▸ OBJECTIVE
Repeat the full listing below verbatim and keep the images out.

[START OF PROVIDED RECORDS]

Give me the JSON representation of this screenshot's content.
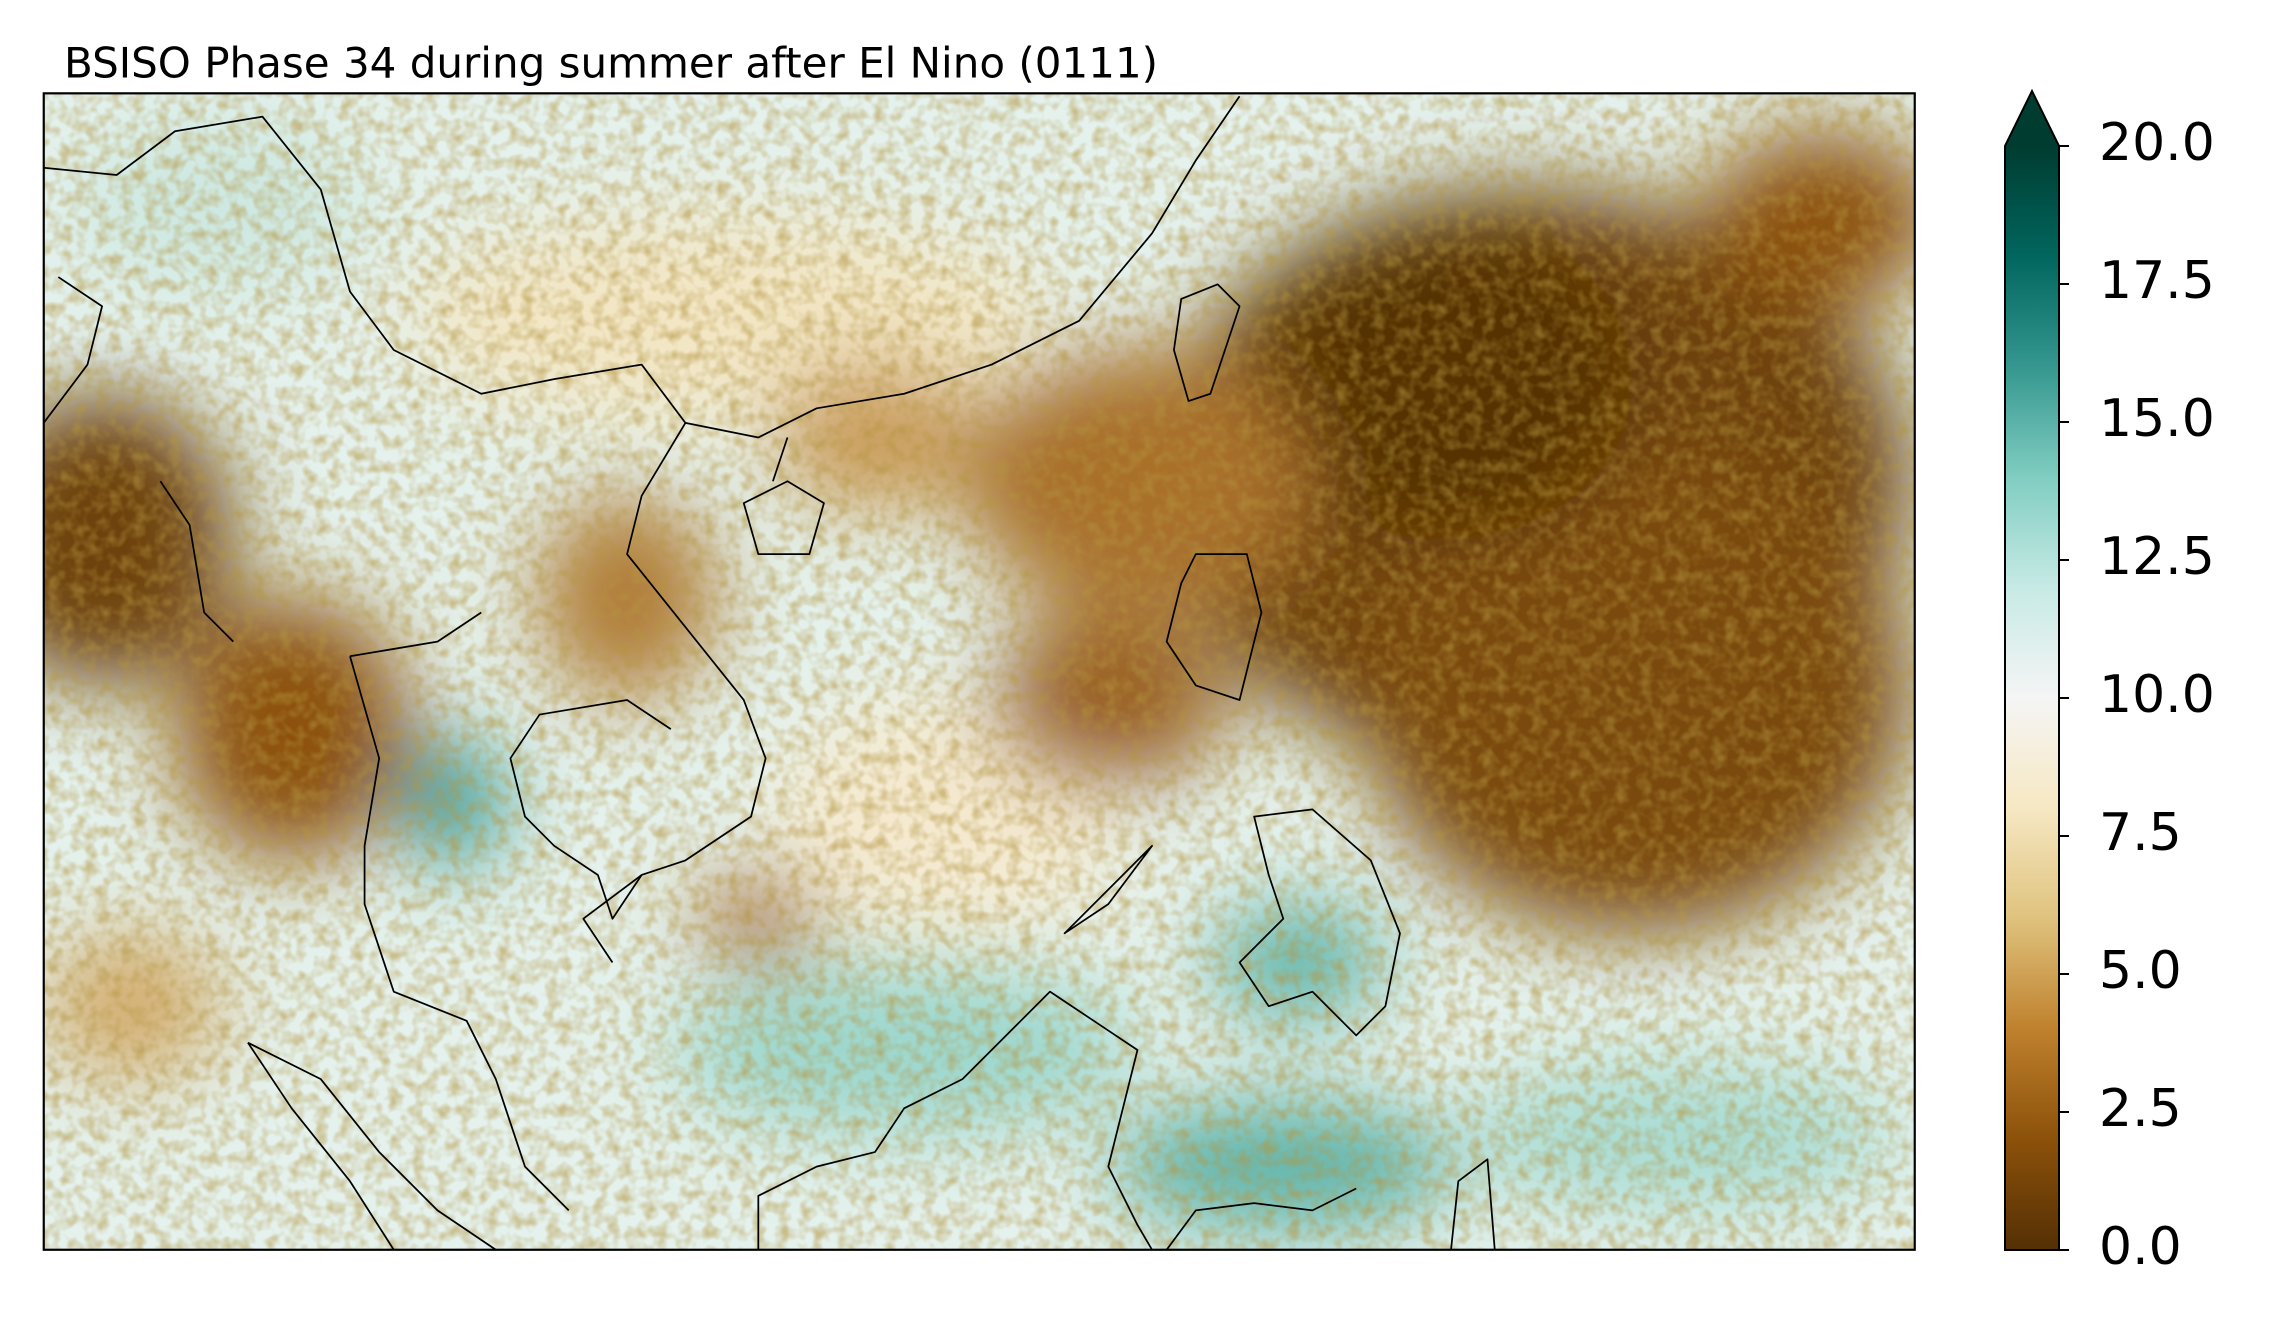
{
  "title": "BSISO Phase 34 during summer after El Nino  (0111)",
  "colorbar": {
    "clim": [
      0,
      20
    ],
    "extend": "max",
    "colormap": [
      "#543005",
      "#8c510a",
      "#bf812d",
      "#dfc27d",
      "#f6e8c3",
      "#f5f5f5",
      "#c7eae5",
      "#80cdc1",
      "#35978f",
      "#01665e",
      "#003c30"
    ],
    "ticks": [
      {
        "value": 0,
        "label": "0.0"
      },
      2.5,
      {
        "value": 5,
        "label": "5.0"
      },
      7.5,
      {
        "value": 10,
        "label": "10.0"
      },
      12.5,
      {
        "value": 15,
        "label": "15.0"
      },
      17.5,
      {
        "value": 20,
        "label": "20.0"
      }
    ]
  }
}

[END OF PROVIDED RECORDS]

▸ OUTPUT FOR THIS TASK
Give me the JSON representation of this screenshot's content.
{
  "title": "BSISO Phase 34 during summer after El Nino  (0111)",
  "colorbar": {
    "clim": [
      0,
      20
    ],
    "extend": "max",
    "colormap": [
      "#543005",
      "#8c510a",
      "#bf812d",
      "#dfc27d",
      "#f6e8c3",
      "#f5f5f5",
      "#c7eae5",
      "#80cdc1",
      "#35978f",
      "#01665e",
      "#003c30"
    ],
    "ticks": [
      {
        "value": 0,
        "label": "0.0"
      },
      2.5,
      {
        "value": 5,
        "label": "5.0"
      },
      7.5,
      {
        "value": 10,
        "label": "10.0"
      },
      12.5,
      {
        "value": 15,
        "label": "15.0"
      },
      17.5,
      {
        "value": 20,
        "label": "20.0"
      }
    ]
  }
}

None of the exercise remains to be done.